» **Requirement**:
Find the string "content" in the data, then copy every line where it is found.

» **Records shown**:
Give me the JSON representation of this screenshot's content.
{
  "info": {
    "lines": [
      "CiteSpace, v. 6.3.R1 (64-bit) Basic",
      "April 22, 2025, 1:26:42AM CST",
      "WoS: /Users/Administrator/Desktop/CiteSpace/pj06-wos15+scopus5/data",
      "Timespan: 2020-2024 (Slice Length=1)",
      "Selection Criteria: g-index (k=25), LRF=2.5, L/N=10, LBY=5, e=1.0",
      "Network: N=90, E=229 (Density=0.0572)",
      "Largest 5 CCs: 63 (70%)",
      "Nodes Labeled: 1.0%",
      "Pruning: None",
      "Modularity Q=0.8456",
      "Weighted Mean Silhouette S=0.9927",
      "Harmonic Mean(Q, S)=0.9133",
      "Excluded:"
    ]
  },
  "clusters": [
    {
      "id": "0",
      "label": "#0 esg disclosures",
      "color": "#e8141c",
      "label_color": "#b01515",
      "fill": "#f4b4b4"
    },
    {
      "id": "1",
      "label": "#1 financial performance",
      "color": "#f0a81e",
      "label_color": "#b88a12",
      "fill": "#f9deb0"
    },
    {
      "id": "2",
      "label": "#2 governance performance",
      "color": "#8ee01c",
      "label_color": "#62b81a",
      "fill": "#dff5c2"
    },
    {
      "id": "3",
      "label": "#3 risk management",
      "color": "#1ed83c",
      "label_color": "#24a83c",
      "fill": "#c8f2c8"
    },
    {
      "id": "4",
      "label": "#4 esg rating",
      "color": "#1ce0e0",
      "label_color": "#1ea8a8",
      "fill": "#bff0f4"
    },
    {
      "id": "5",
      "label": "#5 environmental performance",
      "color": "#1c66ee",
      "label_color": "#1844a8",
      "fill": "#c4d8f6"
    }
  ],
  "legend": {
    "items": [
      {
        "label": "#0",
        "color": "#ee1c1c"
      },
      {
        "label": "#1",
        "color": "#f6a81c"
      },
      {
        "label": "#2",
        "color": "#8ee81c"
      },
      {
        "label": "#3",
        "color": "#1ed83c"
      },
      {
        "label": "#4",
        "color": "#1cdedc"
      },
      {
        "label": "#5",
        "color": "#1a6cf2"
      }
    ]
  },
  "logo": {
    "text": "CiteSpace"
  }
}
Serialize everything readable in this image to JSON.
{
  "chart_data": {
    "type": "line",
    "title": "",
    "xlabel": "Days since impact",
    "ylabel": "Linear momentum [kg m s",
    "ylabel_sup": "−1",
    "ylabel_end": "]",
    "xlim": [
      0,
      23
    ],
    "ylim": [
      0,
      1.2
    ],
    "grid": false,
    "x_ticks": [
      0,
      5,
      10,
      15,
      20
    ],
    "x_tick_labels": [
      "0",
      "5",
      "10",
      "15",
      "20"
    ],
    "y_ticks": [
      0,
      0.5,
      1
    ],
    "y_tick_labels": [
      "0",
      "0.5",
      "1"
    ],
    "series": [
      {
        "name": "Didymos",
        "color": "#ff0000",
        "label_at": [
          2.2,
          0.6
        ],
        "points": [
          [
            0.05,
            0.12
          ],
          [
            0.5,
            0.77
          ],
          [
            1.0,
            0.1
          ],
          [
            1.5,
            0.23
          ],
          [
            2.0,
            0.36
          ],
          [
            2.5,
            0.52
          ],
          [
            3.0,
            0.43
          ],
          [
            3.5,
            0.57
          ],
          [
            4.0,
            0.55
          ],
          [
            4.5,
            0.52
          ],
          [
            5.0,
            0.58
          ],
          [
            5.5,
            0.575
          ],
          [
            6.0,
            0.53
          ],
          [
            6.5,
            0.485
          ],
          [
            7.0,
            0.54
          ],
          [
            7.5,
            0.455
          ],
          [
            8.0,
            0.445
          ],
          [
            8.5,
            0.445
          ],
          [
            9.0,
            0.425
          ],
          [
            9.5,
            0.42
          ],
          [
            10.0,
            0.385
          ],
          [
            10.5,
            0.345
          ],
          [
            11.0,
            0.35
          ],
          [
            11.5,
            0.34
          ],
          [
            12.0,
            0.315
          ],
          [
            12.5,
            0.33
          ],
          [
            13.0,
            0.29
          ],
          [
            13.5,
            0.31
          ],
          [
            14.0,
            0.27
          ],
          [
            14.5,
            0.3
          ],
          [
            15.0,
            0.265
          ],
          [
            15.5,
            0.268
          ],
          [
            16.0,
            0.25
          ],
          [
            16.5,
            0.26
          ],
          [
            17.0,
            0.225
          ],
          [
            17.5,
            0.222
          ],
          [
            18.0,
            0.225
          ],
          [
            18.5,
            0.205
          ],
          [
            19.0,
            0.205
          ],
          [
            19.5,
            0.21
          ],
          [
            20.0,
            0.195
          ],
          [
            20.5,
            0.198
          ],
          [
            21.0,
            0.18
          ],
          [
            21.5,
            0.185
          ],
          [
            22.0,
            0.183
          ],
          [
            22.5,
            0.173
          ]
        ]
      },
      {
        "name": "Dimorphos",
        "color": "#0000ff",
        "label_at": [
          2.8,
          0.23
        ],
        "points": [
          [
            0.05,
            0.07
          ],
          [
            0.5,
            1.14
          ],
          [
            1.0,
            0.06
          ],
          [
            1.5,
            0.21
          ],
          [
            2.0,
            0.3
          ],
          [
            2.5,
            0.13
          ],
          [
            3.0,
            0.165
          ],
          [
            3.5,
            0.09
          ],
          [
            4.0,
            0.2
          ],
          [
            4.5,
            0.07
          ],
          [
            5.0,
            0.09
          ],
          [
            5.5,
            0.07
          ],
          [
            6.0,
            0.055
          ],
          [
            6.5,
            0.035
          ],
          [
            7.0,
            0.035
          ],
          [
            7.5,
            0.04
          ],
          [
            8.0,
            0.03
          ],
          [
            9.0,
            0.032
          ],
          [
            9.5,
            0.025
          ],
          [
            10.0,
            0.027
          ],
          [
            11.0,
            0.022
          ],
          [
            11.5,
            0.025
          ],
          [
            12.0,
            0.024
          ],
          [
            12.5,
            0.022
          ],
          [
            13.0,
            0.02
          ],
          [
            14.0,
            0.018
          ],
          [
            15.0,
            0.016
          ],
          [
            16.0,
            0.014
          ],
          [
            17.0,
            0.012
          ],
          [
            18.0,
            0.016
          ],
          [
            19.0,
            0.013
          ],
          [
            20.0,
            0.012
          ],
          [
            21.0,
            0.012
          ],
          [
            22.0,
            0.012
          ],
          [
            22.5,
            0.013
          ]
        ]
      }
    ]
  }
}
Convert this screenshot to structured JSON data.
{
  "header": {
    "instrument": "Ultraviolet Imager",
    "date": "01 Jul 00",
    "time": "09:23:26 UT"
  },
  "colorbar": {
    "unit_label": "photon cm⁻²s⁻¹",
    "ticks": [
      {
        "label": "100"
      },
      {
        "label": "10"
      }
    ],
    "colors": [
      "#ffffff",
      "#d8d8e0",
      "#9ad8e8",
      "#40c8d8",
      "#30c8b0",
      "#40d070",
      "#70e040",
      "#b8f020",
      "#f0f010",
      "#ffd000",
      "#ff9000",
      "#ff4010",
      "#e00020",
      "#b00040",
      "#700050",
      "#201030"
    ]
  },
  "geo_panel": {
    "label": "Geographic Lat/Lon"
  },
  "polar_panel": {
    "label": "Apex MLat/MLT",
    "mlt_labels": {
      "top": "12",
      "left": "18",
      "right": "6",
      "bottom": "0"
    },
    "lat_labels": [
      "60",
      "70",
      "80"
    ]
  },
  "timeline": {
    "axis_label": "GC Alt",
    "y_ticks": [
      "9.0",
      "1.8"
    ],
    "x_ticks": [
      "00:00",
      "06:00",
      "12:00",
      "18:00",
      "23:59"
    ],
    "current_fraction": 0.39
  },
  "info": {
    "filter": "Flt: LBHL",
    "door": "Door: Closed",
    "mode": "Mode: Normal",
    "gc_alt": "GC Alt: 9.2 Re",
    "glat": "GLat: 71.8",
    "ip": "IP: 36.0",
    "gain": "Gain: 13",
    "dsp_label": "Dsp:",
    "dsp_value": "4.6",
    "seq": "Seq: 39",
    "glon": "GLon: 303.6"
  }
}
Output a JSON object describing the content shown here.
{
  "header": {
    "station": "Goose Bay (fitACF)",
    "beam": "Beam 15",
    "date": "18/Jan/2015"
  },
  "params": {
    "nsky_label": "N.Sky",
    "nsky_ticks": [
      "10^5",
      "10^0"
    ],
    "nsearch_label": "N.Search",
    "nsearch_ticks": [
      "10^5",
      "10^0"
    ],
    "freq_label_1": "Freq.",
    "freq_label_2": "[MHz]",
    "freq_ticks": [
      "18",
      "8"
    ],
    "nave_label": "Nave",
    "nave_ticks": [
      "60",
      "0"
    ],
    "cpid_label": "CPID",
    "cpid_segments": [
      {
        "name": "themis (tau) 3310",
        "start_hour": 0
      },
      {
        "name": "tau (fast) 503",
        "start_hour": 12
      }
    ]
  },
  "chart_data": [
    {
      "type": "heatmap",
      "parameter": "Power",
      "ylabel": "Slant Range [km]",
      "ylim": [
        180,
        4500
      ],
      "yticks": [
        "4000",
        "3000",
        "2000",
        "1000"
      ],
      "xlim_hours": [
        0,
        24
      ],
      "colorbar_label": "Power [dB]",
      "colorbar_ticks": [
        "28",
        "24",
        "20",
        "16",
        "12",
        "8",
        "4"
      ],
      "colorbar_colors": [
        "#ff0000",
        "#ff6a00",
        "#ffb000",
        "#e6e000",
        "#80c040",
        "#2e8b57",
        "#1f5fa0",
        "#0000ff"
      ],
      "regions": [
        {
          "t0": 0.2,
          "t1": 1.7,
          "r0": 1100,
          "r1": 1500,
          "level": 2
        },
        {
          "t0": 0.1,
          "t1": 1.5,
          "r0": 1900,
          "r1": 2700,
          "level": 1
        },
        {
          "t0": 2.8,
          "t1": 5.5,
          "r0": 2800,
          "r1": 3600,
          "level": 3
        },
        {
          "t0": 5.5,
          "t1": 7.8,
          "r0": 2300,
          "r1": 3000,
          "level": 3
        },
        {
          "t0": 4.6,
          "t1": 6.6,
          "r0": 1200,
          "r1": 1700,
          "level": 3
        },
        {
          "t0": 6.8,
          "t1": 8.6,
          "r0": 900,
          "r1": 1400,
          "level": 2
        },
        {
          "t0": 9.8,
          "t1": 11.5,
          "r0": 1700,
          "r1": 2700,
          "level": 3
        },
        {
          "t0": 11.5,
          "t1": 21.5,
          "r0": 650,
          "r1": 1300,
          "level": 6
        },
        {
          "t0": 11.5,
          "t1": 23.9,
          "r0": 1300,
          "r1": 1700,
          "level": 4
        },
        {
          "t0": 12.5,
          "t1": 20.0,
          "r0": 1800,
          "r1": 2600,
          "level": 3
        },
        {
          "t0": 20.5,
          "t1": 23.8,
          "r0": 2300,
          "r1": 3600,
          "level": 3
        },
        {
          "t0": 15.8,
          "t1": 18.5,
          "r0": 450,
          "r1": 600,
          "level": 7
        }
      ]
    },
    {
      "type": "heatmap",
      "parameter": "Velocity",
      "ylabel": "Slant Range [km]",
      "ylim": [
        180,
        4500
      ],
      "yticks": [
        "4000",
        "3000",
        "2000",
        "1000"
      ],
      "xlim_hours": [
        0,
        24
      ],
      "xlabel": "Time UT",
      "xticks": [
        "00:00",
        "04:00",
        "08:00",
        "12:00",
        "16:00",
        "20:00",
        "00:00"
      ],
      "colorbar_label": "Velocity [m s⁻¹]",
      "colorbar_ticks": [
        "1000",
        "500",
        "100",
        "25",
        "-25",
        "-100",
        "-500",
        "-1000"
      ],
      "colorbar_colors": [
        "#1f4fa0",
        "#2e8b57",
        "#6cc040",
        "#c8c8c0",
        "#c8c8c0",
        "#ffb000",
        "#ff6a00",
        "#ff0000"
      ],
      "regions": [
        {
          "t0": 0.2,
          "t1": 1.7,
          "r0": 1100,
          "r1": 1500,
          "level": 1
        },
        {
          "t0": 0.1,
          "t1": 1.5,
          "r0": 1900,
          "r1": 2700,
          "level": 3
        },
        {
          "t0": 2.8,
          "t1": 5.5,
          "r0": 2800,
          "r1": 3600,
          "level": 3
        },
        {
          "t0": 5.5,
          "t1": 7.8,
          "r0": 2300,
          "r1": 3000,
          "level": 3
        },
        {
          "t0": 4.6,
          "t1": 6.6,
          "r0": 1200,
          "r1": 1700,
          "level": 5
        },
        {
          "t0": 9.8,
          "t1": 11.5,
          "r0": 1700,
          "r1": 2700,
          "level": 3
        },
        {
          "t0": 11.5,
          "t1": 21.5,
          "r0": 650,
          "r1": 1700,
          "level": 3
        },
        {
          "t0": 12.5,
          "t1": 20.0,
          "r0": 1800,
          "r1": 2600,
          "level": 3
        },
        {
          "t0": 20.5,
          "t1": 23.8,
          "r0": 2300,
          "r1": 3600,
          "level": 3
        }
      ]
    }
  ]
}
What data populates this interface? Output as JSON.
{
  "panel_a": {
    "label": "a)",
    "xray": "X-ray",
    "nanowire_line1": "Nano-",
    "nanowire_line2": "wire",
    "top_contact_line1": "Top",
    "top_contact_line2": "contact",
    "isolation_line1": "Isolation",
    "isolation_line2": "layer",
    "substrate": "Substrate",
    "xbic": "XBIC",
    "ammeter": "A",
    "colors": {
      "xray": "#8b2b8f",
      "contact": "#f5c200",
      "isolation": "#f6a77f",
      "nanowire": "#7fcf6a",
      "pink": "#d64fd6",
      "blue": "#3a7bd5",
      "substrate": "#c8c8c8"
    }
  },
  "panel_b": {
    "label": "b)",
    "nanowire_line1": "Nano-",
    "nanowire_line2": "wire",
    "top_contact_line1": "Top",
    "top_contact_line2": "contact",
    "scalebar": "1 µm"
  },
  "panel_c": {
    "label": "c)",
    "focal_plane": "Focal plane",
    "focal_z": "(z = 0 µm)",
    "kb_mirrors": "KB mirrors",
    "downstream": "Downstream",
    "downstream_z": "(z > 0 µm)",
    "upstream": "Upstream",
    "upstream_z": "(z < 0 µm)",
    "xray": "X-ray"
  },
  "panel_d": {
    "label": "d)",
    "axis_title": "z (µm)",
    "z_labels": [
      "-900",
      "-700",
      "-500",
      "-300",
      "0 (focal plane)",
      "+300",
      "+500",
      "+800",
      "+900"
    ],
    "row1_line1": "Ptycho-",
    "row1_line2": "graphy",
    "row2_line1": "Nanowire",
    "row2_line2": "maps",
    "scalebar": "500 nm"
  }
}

» **Task solution**:
Give me the JSON representation of this screenshot's content.
Output a JSON object describing the content shown here.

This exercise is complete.